What this task involves
Copy out the listing exactly.

Extracted material
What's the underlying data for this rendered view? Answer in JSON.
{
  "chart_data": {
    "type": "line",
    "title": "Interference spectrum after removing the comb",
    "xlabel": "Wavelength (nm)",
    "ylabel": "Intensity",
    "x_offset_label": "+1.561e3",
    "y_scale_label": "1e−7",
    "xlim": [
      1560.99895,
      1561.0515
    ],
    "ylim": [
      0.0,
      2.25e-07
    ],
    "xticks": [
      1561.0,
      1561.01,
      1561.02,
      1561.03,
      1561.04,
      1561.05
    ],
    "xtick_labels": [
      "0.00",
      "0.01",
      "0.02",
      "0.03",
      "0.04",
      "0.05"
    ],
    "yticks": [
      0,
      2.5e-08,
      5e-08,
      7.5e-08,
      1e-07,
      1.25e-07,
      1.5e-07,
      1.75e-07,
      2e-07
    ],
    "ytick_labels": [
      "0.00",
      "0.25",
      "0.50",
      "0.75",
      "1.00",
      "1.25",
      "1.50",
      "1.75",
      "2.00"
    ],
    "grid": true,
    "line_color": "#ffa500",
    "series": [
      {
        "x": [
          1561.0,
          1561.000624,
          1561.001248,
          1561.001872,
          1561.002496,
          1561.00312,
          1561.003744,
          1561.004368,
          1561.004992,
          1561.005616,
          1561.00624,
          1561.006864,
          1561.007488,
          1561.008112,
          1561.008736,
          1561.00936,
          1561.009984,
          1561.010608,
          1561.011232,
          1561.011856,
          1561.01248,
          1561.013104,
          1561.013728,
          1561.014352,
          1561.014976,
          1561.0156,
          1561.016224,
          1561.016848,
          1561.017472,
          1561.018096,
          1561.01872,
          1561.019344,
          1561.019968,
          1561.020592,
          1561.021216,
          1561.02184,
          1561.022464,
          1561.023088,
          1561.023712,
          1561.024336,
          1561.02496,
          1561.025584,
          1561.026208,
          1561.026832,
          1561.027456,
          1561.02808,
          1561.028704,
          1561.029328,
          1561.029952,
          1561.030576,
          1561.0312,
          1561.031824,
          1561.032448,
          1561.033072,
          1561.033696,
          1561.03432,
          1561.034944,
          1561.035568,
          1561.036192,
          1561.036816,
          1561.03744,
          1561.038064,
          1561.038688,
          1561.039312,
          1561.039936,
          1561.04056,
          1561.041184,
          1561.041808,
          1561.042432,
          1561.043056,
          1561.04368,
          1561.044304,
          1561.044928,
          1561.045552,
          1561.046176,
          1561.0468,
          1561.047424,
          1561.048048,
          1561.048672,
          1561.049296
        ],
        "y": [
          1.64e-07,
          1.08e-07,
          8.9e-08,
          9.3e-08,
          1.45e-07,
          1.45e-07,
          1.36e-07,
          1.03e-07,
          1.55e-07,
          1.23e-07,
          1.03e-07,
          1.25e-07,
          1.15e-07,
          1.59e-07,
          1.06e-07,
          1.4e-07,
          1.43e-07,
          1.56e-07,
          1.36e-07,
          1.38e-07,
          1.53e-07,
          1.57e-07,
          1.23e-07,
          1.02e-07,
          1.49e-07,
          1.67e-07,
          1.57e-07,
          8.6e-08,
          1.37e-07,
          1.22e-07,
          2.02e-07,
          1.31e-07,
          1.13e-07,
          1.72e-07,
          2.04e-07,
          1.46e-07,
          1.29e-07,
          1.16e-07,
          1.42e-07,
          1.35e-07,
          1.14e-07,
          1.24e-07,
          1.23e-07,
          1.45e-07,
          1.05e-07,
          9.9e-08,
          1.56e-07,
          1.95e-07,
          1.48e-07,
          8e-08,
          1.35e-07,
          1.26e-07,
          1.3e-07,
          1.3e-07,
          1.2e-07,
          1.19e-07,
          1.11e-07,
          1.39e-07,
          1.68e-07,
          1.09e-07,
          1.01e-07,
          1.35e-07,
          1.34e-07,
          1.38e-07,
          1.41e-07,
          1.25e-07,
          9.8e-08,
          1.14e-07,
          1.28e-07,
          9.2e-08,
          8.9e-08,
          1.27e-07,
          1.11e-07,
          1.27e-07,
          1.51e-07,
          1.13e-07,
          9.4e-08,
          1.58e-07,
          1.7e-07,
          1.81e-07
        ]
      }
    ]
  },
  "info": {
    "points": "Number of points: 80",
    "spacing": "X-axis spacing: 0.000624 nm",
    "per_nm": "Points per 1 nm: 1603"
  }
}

Answer
What's the underlying data for this rendered view? Answer in JSON.
{
  "chart_data": {
    "type": "line",
    "title": "Interference spectrum after removing the comb",
    "xlabel": "Wavelength (nm)",
    "ylabel": "Intensity",
    "x_offset_label": "+1.561e3",
    "y_scale_label": "1e−7",
    "xlim": [
      1560.99895,
      1561.0515
    ],
    "ylim": [
      0.0,
      2.25e-07
    ],
    "xticks": [
      1561.0,
      1561.01,
      1561.02,
      1561.03,
      1561.04,
      1561.05
    ],
    "xtick_labels": [
      "0.00",
      "0.01",
      "0.02",
      "0.03",
      "0.04",
      "0.05"
    ],
    "yticks": [
      0,
      2.5e-08,
      5e-08,
      7.5e-08,
      1e-07,
      1.25e-07,
      1.5e-07,
      1.75e-07,
      2e-07
    ],
    "ytick_labels": [
      "0.00",
      "0.25",
      "0.50",
      "0.75",
      "1.00",
      "1.25",
      "1.50",
      "1.75",
      "2.00"
    ],
    "grid": true,
    "line_color": "#ffa500",
    "series": [
      {
        "x": [
          1561.0,
          1561.000624,
          1561.001248,
          1561.001872,
          1561.002496,
          1561.00312,
          1561.003744,
          1561.004368,
          1561.004992,
          1561.005616,
          1561.00624,
          1561.006864,
          1561.007488,
          1561.008112,
          1561.008736,
          1561.00936,
          1561.009984,
          1561.010608,
          1561.011232,
          1561.011856,
          1561.01248,
          1561.013104,
          1561.013728,
          1561.014352,
          1561.014976,
          1561.0156,
          1561.016224,
          1561.016848,
          1561.017472,
          1561.018096,
          1561.01872,
          1561.019344,
          1561.019968,
          1561.020592,
          1561.021216,
          1561.02184,
          1561.022464,
          1561.023088,
          1561.023712,
          1561.024336,
          1561.02496,
          1561.025584,
          1561.026208,
          1561.026832,
          1561.027456,
          1561.02808,
          1561.028704,
          1561.029328,
          1561.029952,
          1561.030576,
          1561.0312,
          1561.031824,
          1561.032448,
          1561.033072,
          1561.033696,
          1561.03432,
          1561.034944,
          1561.035568,
          1561.036192,
          1561.036816,
          1561.03744,
          1561.038064,
          1561.038688,
          1561.039312,
          1561.039936,
          1561.04056,
          1561.041184,
          1561.041808,
          1561.042432,
          1561.043056,
          1561.04368,
          1561.044304,
          1561.044928,
          1561.045552,
          1561.046176,
          1561.0468,
          1561.047424,
          1561.048048,
          1561.048672,
          1561.049296
        ],
        "y": [
          1.64e-07,
          1.08e-07,
          8.9e-08,
          9.3e-08,
          1.45e-07,
          1.45e-07,
          1.36e-07,
          1.03e-07,
          1.55e-07,
          1.23e-07,
          1.03e-07,
          1.25e-07,
          1.15e-07,
          1.59e-07,
          1.06e-07,
          1.4e-07,
          1.43e-07,
          1.56e-07,
          1.36e-07,
          1.38e-07,
          1.53e-07,
          1.57e-07,
          1.23e-07,
          1.02e-07,
          1.49e-07,
          1.67e-07,
          1.57e-07,
          8.6e-08,
          1.37e-07,
          1.22e-07,
          2.02e-07,
          1.31e-07,
          1.13e-07,
          1.72e-07,
          2.04e-07,
          1.46e-07,
          1.29e-07,
          1.16e-07,
          1.42e-07,
          1.35e-07,
          1.14e-07,
          1.24e-07,
          1.23e-07,
          1.45e-07,
          1.05e-07,
          9.9e-08,
          1.56e-07,
          1.95e-07,
          1.48e-07,
          8e-08,
          1.35e-07,
          1.26e-07,
          1.3e-07,
          1.3e-07,
          1.2e-07,
          1.19e-07,
          1.11e-07,
          1.39e-07,
          1.68e-07,
          1.09e-07,
          1.01e-07,
          1.35e-07,
          1.34e-07,
          1.38e-07,
          1.41e-07,
          1.25e-07,
          9.8e-08,
          1.14e-07,
          1.28e-07,
          9.2e-08,
          8.9e-08,
          1.27e-07,
          1.11e-07,
          1.27e-07,
          1.51e-07,
          1.13e-07,
          9.4e-08,
          1.58e-07,
          1.7e-07,
          1.81e-07
        ]
      }
    ]
  },
  "info": {
    "points": "Number of points: 80",
    "spacing": "X-axis spacing: 0.000624 nm",
    "per_nm": "Points per 1 nm: 1603"
  }
}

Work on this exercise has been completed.